● **Given instruction**
Find the lines that contain the word "JSON" and copy each one.

● **Data lines**
---+---

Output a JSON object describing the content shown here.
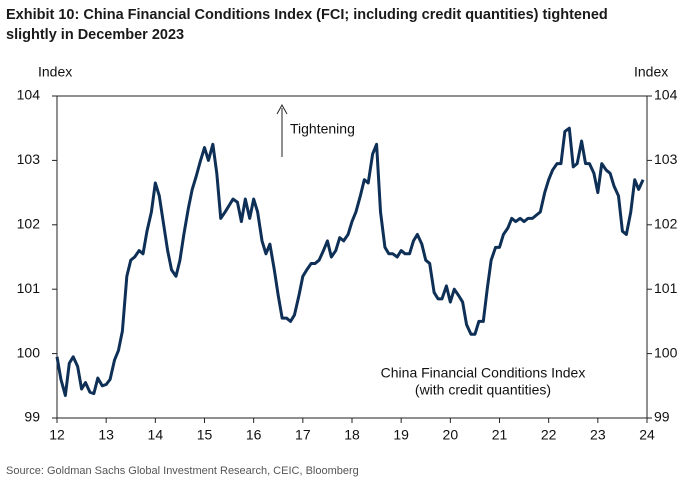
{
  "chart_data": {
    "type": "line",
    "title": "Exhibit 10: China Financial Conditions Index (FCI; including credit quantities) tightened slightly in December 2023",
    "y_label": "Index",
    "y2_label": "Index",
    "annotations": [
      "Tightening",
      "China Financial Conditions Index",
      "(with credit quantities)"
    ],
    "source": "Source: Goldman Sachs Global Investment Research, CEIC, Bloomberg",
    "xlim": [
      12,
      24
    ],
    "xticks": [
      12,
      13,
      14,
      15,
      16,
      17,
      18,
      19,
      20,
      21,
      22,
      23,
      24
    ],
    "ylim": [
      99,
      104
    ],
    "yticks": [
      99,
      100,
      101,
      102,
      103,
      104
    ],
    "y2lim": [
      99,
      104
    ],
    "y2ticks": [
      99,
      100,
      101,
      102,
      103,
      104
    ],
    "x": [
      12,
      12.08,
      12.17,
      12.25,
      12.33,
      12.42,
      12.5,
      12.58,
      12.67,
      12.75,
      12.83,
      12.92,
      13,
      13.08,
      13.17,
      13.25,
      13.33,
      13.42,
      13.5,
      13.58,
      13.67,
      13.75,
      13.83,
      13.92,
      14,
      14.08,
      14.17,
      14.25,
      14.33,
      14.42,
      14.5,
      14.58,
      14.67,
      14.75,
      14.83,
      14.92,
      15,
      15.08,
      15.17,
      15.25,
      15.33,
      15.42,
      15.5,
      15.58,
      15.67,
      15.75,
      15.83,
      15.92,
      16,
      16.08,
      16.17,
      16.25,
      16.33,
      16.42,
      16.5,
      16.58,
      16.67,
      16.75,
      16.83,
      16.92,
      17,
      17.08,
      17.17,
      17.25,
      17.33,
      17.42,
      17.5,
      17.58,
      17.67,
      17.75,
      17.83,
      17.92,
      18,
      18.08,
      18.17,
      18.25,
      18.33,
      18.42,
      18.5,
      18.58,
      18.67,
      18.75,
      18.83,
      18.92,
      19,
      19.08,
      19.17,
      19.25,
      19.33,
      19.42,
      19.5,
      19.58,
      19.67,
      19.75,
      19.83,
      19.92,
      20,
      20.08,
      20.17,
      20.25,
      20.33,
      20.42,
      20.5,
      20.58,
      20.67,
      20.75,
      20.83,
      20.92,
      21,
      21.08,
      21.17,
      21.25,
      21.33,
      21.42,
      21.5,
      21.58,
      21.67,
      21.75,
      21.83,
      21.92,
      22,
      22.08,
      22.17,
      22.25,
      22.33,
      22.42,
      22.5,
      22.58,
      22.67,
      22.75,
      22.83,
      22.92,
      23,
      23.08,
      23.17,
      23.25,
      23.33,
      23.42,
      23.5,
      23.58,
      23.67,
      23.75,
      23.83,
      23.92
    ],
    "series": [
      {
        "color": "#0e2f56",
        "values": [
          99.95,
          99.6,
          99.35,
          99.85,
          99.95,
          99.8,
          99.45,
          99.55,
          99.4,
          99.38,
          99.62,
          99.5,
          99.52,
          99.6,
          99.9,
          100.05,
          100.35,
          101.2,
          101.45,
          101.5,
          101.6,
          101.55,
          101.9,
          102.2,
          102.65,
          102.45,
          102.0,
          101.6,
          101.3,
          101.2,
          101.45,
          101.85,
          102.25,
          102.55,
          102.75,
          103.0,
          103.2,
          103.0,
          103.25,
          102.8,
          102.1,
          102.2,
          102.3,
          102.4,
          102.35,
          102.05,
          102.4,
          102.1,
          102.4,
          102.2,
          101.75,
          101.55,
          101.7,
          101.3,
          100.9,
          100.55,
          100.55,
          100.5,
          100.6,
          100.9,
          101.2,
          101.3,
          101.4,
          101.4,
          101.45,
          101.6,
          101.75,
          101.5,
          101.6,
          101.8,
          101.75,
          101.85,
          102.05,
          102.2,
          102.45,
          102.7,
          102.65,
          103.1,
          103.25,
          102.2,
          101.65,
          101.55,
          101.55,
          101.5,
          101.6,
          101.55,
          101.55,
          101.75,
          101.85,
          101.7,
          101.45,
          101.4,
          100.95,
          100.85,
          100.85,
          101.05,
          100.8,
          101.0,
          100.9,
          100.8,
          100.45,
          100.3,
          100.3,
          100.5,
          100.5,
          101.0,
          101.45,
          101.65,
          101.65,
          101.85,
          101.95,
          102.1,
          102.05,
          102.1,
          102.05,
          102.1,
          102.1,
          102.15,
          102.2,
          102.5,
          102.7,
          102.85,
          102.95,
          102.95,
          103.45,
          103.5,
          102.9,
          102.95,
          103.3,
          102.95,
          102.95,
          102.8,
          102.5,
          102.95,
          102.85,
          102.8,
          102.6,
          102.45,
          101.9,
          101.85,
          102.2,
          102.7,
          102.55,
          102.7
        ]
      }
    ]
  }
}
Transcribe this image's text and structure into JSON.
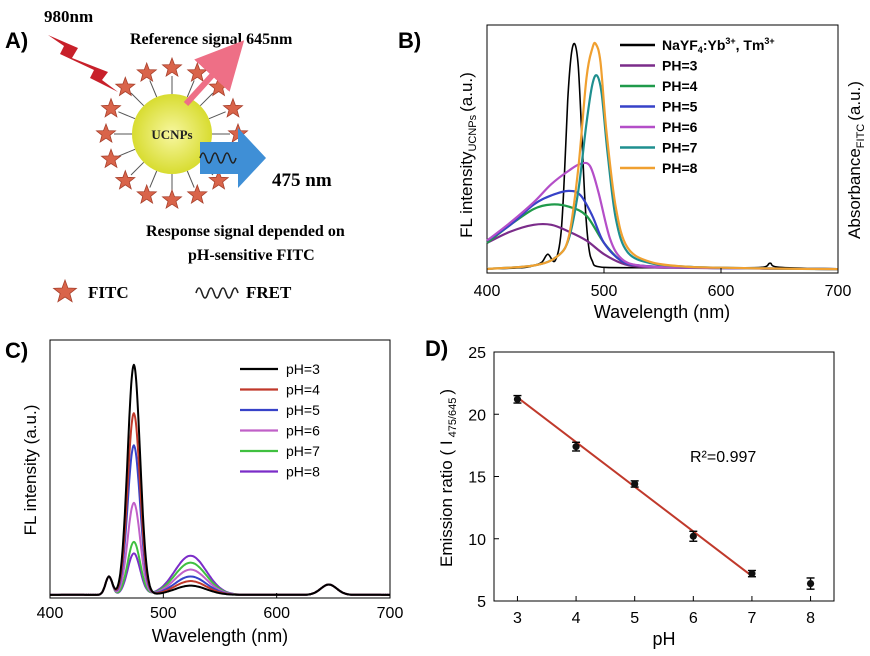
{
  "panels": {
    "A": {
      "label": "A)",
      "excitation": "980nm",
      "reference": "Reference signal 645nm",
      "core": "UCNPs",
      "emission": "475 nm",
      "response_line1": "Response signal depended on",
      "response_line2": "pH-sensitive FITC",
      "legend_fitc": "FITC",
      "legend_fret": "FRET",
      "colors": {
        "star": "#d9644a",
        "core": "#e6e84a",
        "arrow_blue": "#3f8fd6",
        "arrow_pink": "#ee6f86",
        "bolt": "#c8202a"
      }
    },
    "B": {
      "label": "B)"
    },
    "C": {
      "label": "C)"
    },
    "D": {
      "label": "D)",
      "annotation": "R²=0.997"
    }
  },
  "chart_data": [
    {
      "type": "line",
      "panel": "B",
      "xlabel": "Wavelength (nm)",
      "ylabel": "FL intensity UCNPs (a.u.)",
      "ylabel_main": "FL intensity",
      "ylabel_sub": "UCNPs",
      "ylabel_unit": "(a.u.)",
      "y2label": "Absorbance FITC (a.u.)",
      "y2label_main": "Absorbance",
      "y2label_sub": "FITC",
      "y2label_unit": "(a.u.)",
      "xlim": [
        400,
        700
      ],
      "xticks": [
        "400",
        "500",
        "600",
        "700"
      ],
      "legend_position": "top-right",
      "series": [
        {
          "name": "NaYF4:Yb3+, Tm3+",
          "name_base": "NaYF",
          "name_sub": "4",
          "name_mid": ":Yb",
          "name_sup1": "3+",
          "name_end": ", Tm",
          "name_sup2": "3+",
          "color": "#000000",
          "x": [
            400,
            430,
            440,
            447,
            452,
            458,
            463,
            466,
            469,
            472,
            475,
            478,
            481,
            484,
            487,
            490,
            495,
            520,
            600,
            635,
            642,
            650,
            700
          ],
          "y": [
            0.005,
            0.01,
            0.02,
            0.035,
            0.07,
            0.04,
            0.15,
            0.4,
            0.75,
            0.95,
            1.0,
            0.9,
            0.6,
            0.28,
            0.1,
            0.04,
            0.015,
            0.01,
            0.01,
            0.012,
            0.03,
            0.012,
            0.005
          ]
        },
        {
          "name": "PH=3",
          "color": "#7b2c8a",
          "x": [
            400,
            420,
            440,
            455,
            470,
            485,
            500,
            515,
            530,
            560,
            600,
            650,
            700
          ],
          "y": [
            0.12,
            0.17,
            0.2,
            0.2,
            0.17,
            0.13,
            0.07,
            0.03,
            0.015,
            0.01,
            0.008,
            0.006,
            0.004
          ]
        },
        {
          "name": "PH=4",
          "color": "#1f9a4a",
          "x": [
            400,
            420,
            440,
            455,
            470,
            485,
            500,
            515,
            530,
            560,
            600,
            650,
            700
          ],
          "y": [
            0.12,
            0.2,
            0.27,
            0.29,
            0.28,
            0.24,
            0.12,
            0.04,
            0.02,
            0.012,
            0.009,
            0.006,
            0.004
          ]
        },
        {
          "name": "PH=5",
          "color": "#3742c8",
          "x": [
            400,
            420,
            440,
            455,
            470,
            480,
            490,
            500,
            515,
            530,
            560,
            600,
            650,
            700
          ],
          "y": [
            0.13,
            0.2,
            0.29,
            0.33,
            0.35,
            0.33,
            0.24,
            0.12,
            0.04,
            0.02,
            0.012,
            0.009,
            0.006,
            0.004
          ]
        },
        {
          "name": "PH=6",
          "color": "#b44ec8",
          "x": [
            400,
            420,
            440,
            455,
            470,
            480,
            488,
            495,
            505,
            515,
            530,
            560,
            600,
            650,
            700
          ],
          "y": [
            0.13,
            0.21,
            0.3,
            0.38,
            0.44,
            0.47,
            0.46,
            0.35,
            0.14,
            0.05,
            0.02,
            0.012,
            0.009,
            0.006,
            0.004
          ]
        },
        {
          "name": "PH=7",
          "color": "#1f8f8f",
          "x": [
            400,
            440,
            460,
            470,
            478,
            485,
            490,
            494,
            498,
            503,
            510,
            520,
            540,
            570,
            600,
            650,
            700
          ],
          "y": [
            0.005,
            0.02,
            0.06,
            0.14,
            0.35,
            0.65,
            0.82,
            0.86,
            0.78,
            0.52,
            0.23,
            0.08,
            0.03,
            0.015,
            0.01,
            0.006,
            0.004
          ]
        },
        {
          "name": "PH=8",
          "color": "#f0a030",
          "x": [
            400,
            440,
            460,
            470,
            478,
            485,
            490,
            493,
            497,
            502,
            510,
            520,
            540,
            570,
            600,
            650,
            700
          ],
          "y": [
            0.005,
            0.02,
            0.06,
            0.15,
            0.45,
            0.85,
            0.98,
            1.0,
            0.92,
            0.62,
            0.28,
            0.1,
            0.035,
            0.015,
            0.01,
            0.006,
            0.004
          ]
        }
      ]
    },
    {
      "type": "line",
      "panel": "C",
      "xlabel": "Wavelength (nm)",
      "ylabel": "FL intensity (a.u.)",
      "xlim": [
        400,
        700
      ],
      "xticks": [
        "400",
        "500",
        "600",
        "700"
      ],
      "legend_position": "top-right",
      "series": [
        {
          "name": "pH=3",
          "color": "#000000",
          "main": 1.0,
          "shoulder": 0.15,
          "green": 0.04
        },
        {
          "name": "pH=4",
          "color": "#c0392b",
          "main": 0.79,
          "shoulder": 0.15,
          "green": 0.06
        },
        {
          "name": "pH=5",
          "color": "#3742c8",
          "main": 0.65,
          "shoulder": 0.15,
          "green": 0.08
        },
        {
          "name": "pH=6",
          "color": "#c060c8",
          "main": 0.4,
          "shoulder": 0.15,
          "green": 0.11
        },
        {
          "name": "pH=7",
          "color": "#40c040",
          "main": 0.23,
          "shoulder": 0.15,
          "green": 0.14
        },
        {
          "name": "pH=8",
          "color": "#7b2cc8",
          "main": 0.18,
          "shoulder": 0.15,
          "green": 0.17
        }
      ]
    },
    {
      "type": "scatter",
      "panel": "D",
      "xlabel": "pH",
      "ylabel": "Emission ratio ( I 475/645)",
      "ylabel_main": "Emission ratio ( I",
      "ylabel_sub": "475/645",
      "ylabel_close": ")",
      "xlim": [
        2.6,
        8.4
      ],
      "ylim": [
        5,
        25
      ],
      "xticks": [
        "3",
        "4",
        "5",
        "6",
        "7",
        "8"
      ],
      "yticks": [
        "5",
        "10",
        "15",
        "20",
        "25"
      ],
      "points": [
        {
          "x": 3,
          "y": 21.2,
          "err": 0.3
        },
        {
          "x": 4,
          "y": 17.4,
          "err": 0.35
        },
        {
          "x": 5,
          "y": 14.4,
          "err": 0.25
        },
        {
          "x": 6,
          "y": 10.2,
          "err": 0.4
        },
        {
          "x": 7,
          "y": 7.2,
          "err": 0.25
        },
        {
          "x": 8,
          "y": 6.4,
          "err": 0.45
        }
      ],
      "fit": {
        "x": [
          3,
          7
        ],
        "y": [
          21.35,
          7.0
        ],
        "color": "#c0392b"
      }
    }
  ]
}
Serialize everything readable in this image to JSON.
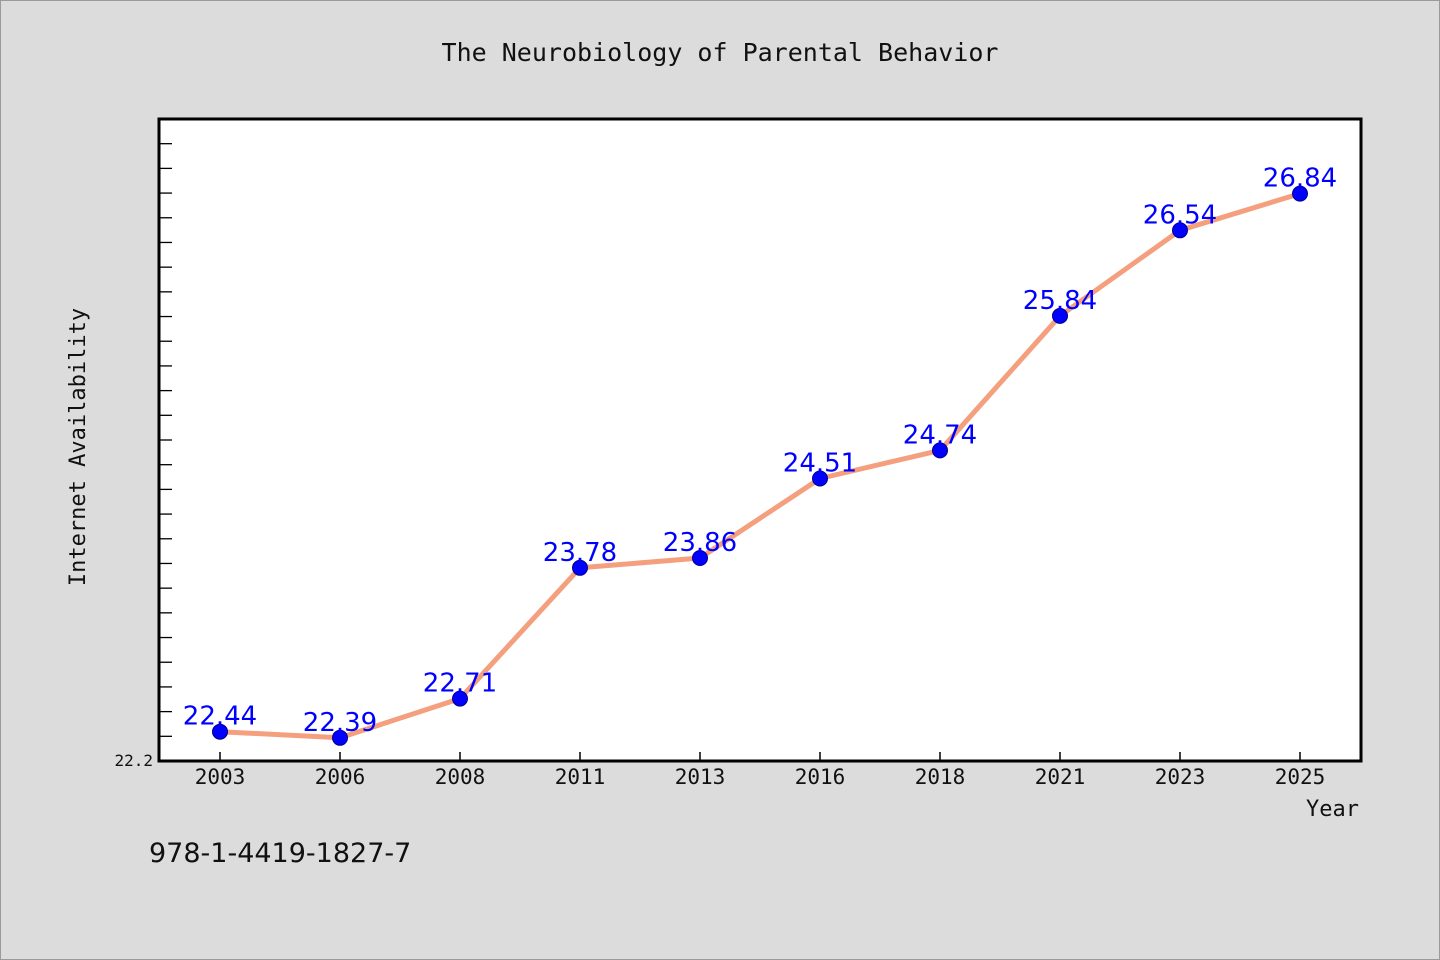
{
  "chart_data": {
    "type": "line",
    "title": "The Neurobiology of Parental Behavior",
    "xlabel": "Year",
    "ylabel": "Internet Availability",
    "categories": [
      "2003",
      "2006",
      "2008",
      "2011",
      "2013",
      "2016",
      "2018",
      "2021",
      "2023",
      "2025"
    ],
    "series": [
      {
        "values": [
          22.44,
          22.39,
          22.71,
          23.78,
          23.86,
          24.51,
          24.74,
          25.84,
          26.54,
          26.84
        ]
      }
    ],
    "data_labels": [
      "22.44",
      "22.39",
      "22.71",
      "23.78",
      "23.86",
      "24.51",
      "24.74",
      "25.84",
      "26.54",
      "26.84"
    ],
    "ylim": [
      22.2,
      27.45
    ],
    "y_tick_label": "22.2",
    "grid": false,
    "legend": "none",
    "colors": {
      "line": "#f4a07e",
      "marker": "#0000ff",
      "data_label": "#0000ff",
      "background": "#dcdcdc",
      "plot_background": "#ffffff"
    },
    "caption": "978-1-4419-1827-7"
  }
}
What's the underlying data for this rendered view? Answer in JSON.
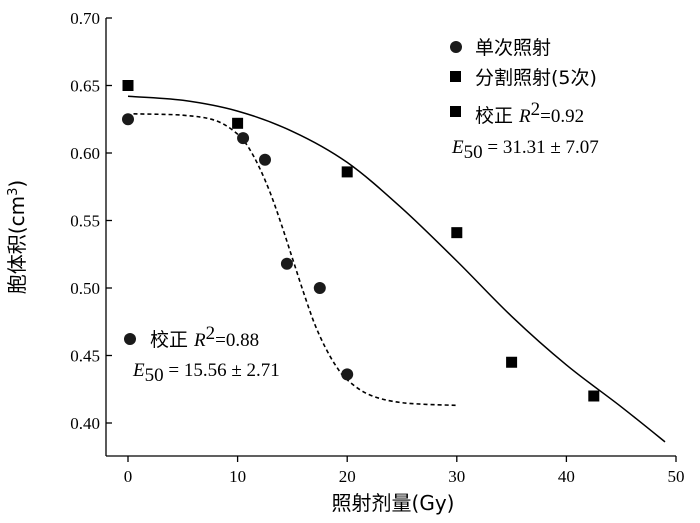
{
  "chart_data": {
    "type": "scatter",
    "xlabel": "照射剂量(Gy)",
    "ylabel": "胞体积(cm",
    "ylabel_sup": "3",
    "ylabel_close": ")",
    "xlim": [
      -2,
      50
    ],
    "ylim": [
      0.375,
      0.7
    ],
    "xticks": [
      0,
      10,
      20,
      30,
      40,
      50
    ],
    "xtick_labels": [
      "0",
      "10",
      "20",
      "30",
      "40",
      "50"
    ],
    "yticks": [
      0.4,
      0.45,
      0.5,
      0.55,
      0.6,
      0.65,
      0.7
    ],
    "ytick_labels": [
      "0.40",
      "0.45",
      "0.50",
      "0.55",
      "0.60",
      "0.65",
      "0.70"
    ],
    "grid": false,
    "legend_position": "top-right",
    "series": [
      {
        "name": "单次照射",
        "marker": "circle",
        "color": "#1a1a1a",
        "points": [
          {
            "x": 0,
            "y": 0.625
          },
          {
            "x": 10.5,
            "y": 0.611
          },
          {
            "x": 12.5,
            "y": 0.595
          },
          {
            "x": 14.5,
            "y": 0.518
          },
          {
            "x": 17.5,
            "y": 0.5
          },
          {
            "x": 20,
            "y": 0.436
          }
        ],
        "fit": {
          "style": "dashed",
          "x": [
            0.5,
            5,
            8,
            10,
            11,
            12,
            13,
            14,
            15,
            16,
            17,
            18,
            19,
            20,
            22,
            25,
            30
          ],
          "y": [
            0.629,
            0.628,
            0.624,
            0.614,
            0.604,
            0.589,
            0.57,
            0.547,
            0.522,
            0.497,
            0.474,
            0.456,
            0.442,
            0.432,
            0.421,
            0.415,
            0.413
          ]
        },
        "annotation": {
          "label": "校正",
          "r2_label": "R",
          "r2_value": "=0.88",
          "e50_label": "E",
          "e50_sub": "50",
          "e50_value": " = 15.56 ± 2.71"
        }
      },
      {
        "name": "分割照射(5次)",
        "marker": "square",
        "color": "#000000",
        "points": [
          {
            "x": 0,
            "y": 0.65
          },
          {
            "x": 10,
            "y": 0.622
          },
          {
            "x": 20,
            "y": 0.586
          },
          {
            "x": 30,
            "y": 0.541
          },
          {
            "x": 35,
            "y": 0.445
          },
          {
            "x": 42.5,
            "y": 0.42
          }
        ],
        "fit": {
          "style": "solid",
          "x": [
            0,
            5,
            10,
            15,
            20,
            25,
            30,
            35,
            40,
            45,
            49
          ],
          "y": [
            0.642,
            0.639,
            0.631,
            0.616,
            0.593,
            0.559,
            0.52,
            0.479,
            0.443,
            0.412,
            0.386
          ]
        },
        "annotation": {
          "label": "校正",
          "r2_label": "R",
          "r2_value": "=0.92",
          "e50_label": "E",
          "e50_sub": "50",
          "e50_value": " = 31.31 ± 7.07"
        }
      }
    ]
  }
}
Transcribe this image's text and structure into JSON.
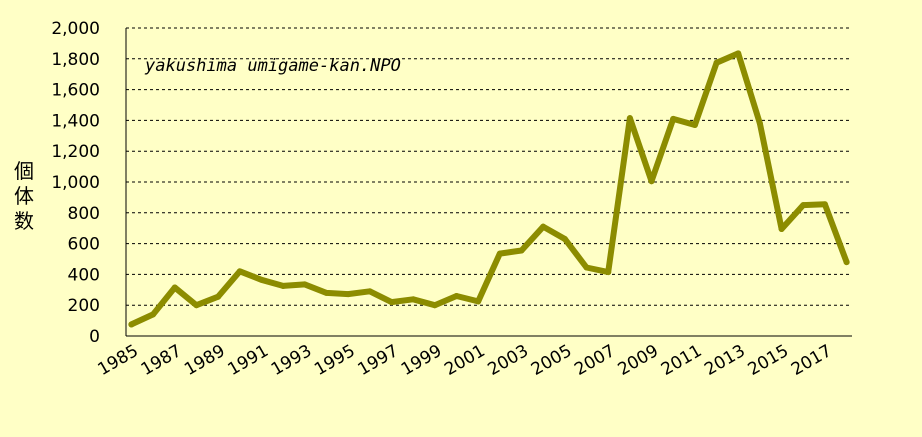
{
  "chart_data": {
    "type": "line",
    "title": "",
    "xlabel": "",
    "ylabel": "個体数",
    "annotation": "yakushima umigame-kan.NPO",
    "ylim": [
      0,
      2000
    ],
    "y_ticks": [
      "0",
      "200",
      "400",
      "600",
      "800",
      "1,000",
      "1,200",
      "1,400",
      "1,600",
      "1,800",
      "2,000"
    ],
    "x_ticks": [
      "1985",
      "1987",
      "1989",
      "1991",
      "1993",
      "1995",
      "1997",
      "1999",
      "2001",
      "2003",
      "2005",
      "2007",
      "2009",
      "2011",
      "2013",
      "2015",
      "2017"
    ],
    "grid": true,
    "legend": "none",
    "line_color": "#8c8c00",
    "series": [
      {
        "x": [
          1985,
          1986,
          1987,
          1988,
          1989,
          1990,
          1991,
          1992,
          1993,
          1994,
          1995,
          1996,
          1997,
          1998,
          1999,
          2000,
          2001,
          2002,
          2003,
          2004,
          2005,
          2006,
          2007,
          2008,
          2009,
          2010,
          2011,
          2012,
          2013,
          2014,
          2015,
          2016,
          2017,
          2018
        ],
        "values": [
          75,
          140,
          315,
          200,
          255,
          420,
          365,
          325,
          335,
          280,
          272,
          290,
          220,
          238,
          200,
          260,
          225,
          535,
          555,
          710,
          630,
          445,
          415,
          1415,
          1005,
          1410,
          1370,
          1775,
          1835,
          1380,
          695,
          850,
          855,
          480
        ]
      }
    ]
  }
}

---+---

● **The answer**
Output a JSON object describing the content shown here.
Transcribe this image's text and structure into JSON.
Serialize everything readable in this image to JSON.
What's the underlying data for this rendered view? Answer in JSON.
Transcribe this image's text and structure into JSON.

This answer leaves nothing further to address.